Aim
Check every line of the entries for "sign", and copy the lines that hold it.

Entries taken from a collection
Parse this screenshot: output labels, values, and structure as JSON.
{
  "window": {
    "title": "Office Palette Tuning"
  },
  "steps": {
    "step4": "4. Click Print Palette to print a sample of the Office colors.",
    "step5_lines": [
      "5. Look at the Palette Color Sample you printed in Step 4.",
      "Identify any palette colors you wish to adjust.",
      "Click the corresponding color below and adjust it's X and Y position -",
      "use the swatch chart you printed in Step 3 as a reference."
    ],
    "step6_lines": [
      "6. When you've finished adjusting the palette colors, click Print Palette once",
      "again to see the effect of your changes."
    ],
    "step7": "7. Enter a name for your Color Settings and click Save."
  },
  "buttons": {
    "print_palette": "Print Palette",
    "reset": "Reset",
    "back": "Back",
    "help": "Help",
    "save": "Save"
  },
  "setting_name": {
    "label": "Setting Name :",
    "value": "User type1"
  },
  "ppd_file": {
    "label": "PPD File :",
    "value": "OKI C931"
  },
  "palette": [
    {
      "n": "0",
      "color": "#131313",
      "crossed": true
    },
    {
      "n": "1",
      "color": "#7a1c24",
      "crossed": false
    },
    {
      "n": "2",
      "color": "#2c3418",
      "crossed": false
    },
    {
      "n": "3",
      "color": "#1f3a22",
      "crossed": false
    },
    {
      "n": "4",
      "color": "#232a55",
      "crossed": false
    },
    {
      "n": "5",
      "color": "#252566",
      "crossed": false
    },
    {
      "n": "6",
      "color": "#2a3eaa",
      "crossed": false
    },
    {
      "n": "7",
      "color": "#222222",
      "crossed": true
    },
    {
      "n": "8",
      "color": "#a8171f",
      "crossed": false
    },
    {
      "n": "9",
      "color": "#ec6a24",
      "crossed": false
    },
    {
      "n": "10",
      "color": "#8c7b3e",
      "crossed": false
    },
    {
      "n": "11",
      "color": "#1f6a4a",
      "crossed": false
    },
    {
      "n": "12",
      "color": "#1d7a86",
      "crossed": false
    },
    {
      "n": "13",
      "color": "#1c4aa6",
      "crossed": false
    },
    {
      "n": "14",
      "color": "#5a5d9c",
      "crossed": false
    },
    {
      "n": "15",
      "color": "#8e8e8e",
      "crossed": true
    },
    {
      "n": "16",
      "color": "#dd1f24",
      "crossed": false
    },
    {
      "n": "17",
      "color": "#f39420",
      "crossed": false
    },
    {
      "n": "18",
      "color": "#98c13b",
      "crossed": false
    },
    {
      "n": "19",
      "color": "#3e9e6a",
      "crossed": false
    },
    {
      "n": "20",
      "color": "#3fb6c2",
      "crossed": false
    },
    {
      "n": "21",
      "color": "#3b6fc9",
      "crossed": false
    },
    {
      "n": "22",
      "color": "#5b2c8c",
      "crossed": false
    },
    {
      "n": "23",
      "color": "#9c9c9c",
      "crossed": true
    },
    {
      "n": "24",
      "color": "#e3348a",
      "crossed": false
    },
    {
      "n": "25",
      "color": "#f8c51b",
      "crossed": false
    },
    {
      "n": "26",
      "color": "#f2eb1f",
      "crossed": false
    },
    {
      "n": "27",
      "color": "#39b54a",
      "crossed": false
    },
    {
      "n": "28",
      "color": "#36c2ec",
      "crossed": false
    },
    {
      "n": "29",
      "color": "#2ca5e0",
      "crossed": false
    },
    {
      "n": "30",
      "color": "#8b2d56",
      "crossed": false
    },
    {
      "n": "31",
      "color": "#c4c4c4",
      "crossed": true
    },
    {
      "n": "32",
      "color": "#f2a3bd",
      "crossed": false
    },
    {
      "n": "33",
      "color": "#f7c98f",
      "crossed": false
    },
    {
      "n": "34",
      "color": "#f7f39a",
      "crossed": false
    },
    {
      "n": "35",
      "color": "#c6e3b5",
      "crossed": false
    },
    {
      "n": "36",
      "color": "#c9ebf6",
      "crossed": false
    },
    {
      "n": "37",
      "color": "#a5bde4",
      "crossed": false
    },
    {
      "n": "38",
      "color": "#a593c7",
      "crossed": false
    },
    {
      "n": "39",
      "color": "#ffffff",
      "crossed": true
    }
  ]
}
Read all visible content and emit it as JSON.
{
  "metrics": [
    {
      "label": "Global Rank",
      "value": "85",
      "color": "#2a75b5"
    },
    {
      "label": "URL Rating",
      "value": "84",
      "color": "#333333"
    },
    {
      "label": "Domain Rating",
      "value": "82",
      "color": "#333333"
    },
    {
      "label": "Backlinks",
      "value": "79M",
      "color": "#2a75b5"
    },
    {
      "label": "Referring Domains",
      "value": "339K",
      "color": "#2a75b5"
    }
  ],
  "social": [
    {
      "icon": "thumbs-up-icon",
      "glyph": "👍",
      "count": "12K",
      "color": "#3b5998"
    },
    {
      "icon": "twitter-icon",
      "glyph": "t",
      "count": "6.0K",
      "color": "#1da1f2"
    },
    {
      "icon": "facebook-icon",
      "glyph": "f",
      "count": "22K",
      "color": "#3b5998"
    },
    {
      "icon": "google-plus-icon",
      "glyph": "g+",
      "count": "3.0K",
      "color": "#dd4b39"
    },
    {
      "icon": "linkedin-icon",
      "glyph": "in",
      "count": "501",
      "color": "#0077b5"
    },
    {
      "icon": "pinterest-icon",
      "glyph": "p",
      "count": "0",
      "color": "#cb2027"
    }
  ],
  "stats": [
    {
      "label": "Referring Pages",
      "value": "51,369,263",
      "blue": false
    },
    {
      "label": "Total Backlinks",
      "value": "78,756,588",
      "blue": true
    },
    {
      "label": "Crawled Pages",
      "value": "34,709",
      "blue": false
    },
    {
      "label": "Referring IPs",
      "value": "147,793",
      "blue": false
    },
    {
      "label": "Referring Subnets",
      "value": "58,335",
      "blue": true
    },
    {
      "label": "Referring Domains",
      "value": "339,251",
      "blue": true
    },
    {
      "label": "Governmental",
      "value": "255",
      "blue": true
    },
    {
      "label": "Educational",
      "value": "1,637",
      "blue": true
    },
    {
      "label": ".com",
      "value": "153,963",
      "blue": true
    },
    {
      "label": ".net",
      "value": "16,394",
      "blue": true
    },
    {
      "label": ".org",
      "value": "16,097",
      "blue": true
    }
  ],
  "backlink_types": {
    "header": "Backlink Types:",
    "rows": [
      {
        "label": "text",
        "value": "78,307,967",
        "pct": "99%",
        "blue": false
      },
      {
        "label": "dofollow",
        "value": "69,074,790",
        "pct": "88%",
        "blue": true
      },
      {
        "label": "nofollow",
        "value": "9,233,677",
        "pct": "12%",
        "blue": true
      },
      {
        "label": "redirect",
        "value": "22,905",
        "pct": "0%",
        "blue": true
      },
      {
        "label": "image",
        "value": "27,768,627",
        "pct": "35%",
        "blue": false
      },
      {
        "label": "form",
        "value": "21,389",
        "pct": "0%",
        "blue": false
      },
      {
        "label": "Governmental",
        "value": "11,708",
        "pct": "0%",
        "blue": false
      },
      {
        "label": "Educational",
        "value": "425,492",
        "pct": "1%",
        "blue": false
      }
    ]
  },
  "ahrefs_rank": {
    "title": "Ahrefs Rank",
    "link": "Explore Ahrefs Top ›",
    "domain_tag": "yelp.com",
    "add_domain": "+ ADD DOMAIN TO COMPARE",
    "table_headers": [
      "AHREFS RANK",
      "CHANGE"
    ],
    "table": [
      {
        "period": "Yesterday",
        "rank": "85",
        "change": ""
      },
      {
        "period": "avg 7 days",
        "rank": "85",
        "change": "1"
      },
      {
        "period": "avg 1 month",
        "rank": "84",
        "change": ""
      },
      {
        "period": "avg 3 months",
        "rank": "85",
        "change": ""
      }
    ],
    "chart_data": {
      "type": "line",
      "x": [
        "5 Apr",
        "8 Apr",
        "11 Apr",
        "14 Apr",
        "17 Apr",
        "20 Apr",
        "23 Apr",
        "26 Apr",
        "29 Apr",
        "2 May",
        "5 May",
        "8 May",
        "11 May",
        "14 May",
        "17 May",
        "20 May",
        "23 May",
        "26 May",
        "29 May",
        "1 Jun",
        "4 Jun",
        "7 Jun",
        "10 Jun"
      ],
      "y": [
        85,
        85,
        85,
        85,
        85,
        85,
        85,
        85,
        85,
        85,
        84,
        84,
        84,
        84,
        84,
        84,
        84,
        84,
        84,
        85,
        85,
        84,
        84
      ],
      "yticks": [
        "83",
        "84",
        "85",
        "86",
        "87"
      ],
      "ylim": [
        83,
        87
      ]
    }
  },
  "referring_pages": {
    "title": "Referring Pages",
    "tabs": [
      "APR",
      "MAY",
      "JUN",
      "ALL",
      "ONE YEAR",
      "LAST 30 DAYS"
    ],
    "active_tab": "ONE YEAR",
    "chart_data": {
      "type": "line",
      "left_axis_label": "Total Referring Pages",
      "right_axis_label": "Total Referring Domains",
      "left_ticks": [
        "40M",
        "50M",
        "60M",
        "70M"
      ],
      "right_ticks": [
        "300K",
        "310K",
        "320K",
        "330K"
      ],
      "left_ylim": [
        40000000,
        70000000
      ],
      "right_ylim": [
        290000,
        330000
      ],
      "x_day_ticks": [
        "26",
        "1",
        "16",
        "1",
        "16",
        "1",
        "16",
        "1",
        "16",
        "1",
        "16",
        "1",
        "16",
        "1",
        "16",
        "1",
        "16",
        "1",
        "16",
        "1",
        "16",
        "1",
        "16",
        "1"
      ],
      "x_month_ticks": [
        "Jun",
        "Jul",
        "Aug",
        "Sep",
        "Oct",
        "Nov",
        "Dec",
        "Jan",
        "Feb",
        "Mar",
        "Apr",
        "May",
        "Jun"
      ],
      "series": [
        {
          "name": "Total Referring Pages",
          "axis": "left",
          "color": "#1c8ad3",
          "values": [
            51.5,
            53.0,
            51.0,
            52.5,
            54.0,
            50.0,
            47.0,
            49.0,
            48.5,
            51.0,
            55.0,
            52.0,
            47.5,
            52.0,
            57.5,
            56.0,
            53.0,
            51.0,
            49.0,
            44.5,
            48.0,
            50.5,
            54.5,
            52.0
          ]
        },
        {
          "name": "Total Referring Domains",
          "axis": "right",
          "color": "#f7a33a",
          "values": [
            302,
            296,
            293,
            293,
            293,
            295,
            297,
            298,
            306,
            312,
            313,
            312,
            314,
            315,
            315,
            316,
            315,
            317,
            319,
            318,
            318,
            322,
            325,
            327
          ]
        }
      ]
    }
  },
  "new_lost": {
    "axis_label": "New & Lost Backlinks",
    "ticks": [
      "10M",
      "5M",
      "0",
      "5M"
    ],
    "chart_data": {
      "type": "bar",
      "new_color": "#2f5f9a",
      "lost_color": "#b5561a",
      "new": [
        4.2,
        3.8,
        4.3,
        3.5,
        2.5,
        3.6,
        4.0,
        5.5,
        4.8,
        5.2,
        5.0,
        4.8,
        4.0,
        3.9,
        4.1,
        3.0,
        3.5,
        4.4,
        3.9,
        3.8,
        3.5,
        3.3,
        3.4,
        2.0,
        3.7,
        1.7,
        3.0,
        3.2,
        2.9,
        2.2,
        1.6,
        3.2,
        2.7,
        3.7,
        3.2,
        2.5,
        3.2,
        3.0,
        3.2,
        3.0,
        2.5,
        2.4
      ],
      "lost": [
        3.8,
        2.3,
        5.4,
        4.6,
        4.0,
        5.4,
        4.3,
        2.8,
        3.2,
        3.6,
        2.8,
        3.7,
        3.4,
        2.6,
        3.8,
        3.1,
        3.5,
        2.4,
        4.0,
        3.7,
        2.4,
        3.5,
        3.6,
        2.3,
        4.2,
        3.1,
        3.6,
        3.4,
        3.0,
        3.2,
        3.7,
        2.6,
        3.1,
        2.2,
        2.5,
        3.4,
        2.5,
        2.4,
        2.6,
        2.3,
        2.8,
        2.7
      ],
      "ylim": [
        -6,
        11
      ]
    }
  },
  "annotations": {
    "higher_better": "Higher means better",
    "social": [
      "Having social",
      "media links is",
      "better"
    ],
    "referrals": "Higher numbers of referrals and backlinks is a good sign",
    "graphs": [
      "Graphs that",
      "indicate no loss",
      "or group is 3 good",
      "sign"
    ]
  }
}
---
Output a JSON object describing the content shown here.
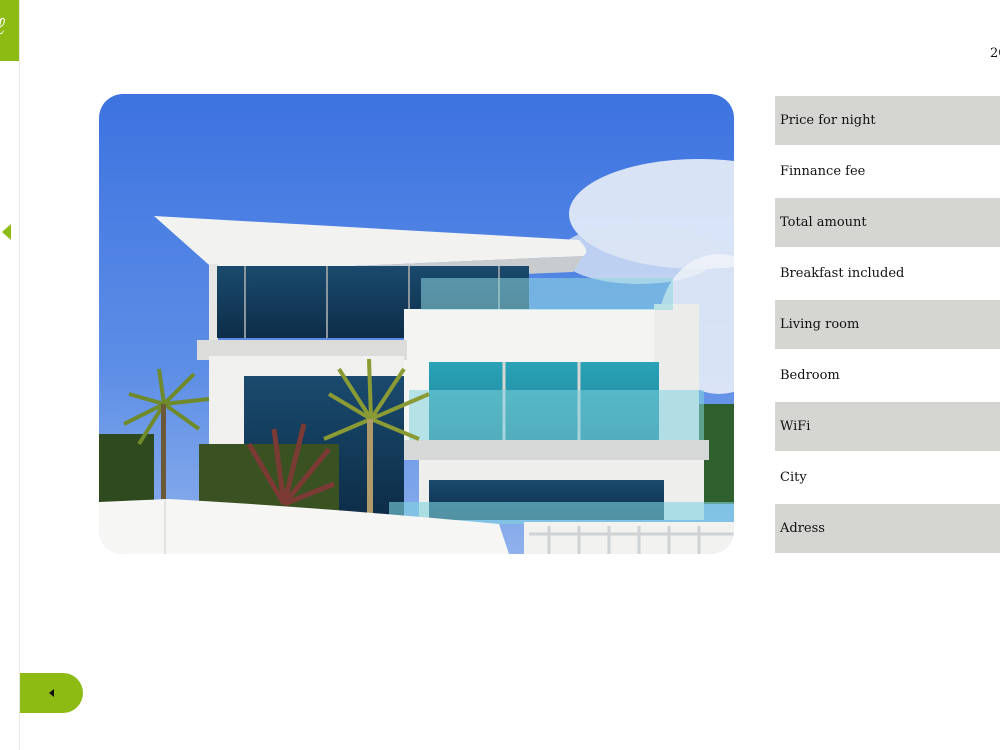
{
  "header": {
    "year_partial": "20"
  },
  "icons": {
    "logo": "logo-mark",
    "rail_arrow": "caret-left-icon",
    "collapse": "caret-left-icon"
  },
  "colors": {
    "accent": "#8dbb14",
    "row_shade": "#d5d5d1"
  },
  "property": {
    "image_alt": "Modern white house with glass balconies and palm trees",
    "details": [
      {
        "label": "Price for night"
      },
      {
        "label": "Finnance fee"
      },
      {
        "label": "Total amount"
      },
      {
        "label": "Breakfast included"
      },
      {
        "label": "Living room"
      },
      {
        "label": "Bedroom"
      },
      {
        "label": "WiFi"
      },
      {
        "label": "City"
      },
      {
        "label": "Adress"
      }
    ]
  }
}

Completed exercise
    "referrals": "Higher numbers of referrals and backlinks is a good sign",
      "sign"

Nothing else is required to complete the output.